Stated task
Pick out each line containing the string "mars" and copy it.

Records shown
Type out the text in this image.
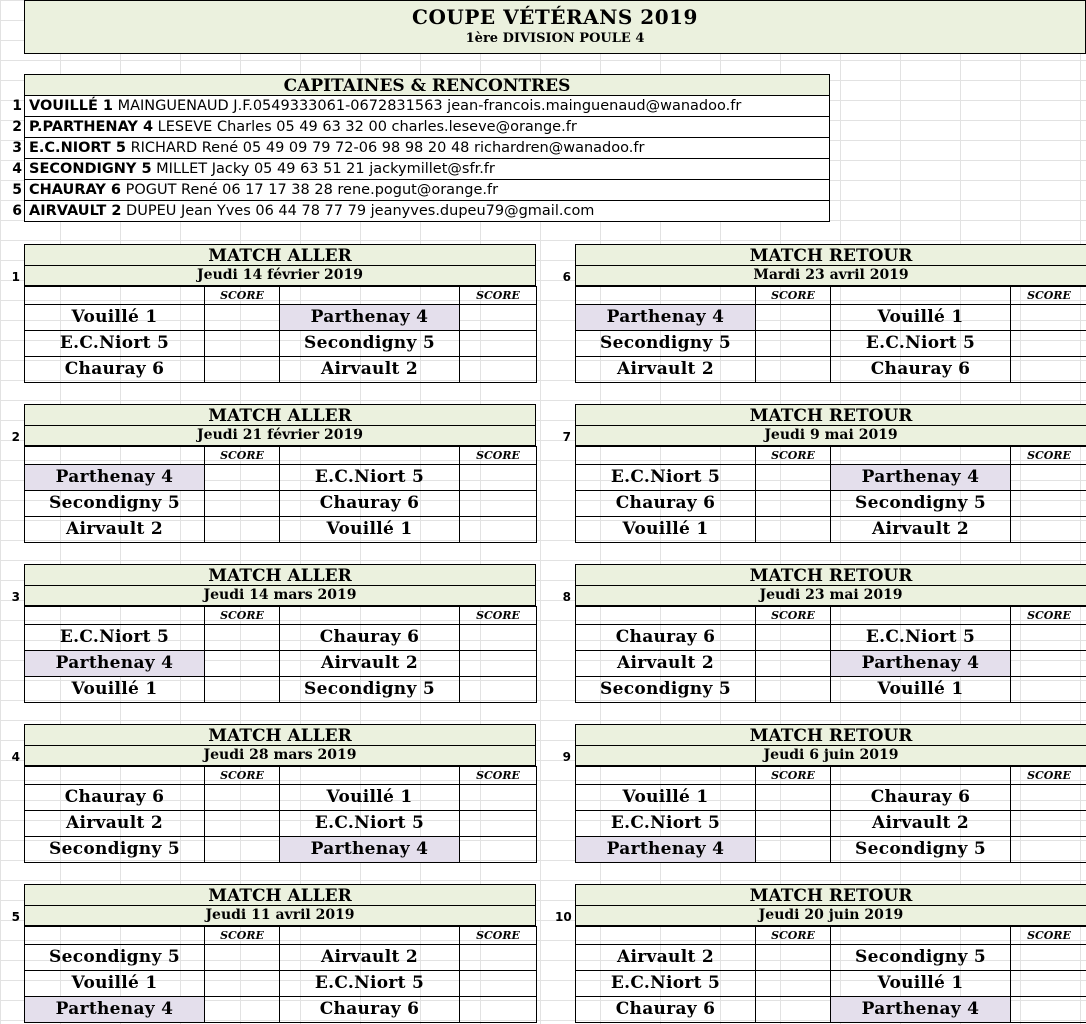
COUPE VÉTÉRANS 2019
1ère DIVISION POULE 4
CAPITAINES & RENCONTRES
1 VOUILLÉ 1 MAINGUENAUD J.F.0549333061-0672831563 jean-francois.mainguenaud@wanadoo.fr
2 P.PARTHENAY 4 LESEVE Charles 05 49 63 32 00 charles.leseve@orange.fr
3 E.C.NIORT 5 RICHARD René 05 49 09 79 72-06 98 98 20 48 richardren@wanadoo.fr
4 SECONDIGNY 5 MILLET Jacky 05 49 63 51 21 jackymillet@sfr.fr
5 CHAURAY 6 POGUT René 06 17 17 38 28 rene.pogut@orange.fr
6 AIRVAULT 2 DUPEU Jean Yves 06 44 78 77 79 jeanyves.dupeu79@gmail.com
1
MATCH ALLER
Jeudi 14 février 2019
	SCORE		SCORE
Vouillé 1		Parthenay 4	
E.C.Niort 5		Secondigny 5	
Chauray 6		Airvault 2	
6
MATCH RETOUR
Mardi 23 avril 2019
	SCORE		SCORE
Parthenay 4		Vouillé 1	
Secondigny 5		E.C.Niort 5	
Airvault 2		Chauray 6	
2
MATCH ALLER
Jeudi 21 février 2019
	SCORE		SCORE
Parthenay 4		E.C.Niort 5	
Secondigny 5		Chauray 6	
Airvault 2		Vouillé 1	
7
MATCH RETOUR
Jeudi 9 mai 2019
	SCORE		SCORE
E.C.Niort 5		Parthenay 4	
Chauray 6		Secondigny 5	
Vouillé 1		Airvault 2	
3
MATCH ALLER
Jeudi 14 mars 2019
	SCORE		SCORE
E.C.Niort 5		Chauray 6	
Parthenay 4		Airvault 2	
Vouillé 1		Secondigny 5	
8
MATCH RETOUR
Jeudi 23 mai 2019
	SCORE		SCORE
Chauray 6		E.C.Niort 5	
Airvault 2		Parthenay 4	
Secondigny 5		Vouillé 1	
4
MATCH ALLER
Jeudi 28 mars 2019
	SCORE		SCORE
Chauray 6		Vouillé 1	
Airvault 2		E.C.Niort 5	
Secondigny 5		Parthenay 4	
9
MATCH RETOUR
Jeudi 6 juin 2019
	SCORE		SCORE
Vouillé 1		Chauray 6	
E.C.Niort 5		Airvault 2	
Parthenay 4		Secondigny 5	
5
MATCH ALLER
Jeudi 11 avril 2019
	SCORE		SCORE
Secondigny 5		Airvault 2	
Vouillé 1		E.C.Niort 5	
Parthenay 4		Chauray 6	
10
MATCH RETOUR
Jeudi 20 juin 2019
	SCORE		SCORE
Airvault 2		Secondigny 5	
E.C.Niort 5		Vouillé 1	
Chauray 6		Parthenay 4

Correct output
Jeudi 14 mars 2019
Jeudi 28 mars 2019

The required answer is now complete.